╔══

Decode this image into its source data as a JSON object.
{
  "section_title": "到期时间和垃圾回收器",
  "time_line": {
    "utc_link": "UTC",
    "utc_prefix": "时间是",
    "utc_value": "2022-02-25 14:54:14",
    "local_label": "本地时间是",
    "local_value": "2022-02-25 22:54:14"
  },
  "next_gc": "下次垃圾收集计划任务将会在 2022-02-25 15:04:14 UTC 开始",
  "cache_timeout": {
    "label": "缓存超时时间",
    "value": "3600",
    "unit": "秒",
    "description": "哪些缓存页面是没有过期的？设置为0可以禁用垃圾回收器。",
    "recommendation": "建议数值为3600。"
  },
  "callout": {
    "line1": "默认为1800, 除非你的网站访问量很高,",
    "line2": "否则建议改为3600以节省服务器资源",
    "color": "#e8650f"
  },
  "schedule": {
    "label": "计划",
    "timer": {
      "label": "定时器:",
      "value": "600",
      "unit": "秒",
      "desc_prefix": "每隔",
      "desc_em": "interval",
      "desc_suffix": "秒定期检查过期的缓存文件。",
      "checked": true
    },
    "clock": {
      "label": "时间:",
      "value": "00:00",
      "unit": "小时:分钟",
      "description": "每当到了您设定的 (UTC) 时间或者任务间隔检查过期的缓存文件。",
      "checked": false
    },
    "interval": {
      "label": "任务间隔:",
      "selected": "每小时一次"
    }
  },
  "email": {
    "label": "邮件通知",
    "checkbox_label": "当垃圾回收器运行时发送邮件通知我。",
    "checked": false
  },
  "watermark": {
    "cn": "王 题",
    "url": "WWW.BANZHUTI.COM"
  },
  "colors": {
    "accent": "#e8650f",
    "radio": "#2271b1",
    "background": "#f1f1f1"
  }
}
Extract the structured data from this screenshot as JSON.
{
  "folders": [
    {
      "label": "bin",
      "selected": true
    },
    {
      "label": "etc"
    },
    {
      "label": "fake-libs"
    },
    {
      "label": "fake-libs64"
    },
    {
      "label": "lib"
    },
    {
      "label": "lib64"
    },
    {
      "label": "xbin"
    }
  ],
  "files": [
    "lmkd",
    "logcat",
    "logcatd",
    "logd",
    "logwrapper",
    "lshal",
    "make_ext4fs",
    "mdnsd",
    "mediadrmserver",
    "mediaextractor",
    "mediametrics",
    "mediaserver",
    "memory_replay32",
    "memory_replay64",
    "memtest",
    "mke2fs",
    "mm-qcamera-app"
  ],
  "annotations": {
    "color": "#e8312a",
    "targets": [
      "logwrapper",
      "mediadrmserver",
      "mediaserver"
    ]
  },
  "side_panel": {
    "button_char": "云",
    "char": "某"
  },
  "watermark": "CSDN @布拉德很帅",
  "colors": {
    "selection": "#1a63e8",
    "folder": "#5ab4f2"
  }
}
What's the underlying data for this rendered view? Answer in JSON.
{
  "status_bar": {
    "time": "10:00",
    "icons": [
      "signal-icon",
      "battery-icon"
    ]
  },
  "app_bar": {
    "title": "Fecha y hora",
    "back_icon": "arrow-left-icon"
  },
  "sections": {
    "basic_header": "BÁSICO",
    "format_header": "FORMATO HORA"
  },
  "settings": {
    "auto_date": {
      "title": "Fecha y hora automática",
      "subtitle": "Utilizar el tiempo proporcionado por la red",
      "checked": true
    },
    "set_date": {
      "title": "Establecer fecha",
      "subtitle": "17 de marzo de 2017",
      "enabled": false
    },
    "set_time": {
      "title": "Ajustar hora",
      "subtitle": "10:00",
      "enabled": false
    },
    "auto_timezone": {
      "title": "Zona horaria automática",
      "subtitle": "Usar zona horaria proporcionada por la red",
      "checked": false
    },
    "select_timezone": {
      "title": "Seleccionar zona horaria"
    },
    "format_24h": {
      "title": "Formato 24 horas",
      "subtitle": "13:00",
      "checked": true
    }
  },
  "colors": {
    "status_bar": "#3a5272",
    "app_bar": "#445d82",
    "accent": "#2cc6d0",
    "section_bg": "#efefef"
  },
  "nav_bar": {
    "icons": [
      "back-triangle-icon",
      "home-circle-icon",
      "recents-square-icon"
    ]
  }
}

╚══

Go through the material line by line. Show each line that contains the string "automática".

→ THE OUTPUT
      "title": "Fecha y hora automática",
      "title": "Zona horaria automática",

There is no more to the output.